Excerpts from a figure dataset
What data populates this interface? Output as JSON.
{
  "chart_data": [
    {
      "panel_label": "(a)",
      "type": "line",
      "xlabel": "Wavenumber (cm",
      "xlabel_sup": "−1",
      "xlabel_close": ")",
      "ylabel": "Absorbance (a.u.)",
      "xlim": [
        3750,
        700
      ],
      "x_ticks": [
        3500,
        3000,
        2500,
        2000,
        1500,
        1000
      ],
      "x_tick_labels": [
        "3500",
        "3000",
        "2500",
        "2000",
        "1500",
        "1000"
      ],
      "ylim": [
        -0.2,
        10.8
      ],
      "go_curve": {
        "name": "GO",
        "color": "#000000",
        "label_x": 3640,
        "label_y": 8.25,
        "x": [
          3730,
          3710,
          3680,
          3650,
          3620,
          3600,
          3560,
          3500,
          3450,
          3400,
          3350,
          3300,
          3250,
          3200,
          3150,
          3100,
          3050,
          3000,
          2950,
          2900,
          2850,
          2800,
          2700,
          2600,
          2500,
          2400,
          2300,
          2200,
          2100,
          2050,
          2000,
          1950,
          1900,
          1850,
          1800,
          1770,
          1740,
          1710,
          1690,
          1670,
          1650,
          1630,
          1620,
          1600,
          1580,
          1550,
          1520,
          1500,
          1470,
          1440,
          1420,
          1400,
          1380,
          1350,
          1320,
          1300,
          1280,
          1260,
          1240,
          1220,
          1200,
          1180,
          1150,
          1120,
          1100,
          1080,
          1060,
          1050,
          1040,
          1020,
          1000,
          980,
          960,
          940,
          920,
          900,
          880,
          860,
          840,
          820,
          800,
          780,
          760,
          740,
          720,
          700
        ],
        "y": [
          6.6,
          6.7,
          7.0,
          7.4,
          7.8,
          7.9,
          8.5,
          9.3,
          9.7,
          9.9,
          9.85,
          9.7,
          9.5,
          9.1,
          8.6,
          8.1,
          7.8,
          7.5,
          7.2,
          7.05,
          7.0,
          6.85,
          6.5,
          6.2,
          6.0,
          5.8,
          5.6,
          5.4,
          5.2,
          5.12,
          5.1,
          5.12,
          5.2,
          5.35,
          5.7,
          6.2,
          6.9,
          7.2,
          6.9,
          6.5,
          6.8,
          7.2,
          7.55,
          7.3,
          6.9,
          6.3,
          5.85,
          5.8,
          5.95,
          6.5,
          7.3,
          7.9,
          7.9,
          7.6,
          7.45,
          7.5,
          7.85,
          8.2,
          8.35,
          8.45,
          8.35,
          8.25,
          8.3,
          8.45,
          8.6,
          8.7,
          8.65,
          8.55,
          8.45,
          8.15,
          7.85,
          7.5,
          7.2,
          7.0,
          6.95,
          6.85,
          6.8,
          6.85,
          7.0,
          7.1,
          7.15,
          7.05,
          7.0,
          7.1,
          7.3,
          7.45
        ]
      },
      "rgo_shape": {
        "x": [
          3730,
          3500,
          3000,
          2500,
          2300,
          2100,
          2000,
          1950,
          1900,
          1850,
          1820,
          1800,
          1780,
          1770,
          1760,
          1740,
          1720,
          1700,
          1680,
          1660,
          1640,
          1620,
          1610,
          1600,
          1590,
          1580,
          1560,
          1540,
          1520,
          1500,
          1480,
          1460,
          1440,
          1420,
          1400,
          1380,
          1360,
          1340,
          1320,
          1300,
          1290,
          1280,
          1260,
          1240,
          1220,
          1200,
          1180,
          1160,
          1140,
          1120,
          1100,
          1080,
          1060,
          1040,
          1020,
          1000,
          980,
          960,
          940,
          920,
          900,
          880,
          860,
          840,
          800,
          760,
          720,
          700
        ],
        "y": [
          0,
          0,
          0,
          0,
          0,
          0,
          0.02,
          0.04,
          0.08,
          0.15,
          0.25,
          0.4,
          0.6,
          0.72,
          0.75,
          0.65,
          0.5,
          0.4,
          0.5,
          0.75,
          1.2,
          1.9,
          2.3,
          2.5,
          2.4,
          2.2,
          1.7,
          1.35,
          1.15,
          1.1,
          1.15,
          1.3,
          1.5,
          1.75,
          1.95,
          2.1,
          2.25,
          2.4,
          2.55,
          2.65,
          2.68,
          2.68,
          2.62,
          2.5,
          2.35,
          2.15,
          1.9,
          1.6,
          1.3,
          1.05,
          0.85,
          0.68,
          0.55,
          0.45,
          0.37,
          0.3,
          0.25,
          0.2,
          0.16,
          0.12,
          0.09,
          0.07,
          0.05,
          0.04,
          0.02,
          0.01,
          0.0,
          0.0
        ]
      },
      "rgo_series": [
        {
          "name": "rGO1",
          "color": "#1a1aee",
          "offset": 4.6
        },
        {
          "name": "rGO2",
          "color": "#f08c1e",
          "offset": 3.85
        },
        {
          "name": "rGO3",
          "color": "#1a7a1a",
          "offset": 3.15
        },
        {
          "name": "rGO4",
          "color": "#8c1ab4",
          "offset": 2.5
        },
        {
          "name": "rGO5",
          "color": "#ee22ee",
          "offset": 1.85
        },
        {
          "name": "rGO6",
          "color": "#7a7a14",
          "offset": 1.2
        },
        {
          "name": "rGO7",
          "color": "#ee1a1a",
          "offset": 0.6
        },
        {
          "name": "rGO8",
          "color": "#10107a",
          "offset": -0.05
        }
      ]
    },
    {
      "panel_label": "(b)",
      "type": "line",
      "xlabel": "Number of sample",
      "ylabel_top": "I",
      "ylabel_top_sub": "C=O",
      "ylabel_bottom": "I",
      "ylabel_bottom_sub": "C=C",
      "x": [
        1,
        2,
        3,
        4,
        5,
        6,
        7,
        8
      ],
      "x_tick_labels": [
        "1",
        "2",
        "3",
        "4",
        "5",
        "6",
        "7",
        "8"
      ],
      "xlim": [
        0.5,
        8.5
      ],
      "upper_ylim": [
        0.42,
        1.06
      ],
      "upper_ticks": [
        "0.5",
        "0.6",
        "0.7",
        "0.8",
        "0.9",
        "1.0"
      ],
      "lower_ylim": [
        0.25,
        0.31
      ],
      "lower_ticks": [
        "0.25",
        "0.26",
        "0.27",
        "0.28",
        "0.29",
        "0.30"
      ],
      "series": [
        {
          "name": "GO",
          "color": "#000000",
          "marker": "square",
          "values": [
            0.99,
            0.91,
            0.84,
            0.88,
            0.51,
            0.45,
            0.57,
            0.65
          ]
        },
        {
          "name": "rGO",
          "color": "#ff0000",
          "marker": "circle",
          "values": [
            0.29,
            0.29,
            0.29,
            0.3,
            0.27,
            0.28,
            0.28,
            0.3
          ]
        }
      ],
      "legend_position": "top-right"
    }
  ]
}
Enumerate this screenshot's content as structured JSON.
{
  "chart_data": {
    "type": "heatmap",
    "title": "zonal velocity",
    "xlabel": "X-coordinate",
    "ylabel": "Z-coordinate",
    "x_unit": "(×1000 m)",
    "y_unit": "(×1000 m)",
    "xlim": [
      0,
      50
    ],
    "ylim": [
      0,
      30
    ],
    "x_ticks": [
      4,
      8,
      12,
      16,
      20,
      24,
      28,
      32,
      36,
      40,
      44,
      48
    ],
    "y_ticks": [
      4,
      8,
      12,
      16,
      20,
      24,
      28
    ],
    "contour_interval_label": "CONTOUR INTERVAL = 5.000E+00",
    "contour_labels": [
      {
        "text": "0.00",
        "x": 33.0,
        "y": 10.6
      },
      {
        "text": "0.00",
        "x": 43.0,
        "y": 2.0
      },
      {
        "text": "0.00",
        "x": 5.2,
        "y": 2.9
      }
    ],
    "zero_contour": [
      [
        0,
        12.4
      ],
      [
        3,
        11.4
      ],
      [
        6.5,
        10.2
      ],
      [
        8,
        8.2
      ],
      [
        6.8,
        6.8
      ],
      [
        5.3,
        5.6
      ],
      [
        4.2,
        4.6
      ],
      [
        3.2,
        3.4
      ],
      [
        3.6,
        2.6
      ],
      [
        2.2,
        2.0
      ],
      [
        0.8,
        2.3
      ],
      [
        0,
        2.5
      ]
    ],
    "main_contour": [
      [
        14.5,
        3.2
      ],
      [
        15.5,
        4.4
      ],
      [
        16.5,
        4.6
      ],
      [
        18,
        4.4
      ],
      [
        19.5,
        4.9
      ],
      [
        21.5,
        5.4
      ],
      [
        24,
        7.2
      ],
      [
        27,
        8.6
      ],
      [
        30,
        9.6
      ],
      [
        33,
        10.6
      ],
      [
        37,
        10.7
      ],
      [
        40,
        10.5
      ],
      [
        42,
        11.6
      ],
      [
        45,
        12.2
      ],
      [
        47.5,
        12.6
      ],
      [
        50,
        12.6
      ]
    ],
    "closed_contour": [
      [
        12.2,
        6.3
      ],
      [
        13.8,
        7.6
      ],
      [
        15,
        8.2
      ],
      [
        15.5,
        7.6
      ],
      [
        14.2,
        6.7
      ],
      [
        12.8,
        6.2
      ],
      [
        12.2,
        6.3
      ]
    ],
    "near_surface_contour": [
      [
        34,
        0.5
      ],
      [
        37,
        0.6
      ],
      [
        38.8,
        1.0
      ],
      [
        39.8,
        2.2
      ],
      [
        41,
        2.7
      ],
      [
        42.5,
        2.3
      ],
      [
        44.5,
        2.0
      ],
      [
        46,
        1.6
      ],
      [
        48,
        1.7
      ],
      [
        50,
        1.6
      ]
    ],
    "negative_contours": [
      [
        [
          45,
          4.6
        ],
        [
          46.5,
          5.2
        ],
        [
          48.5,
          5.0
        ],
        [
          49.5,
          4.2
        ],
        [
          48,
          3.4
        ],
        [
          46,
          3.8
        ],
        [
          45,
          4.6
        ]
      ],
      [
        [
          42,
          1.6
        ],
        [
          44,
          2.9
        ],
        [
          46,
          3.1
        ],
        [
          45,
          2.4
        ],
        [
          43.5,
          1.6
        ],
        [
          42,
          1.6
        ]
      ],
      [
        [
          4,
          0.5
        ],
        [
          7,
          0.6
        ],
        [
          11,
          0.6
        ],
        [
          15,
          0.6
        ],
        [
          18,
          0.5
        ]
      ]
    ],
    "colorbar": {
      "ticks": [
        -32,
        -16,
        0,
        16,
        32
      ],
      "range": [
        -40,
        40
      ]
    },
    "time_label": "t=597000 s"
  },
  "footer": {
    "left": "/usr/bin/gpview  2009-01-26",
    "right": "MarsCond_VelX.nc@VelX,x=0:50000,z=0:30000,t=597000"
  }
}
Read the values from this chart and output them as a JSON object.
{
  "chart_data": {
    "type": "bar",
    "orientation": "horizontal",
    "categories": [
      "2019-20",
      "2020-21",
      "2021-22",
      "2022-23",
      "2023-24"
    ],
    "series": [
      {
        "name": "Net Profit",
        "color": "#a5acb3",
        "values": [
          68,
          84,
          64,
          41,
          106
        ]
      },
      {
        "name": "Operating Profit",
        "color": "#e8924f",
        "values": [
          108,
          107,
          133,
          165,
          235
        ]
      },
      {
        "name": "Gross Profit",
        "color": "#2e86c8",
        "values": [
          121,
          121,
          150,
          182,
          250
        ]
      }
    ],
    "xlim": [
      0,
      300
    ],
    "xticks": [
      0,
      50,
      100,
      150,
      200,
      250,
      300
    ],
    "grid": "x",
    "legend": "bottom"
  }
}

### Exercise goal
Pick out all lines containing the string "coordinate".

### Result of the exercise
    "xlabel": "X-coordinate",
    "ylabel": "Z-coordinate",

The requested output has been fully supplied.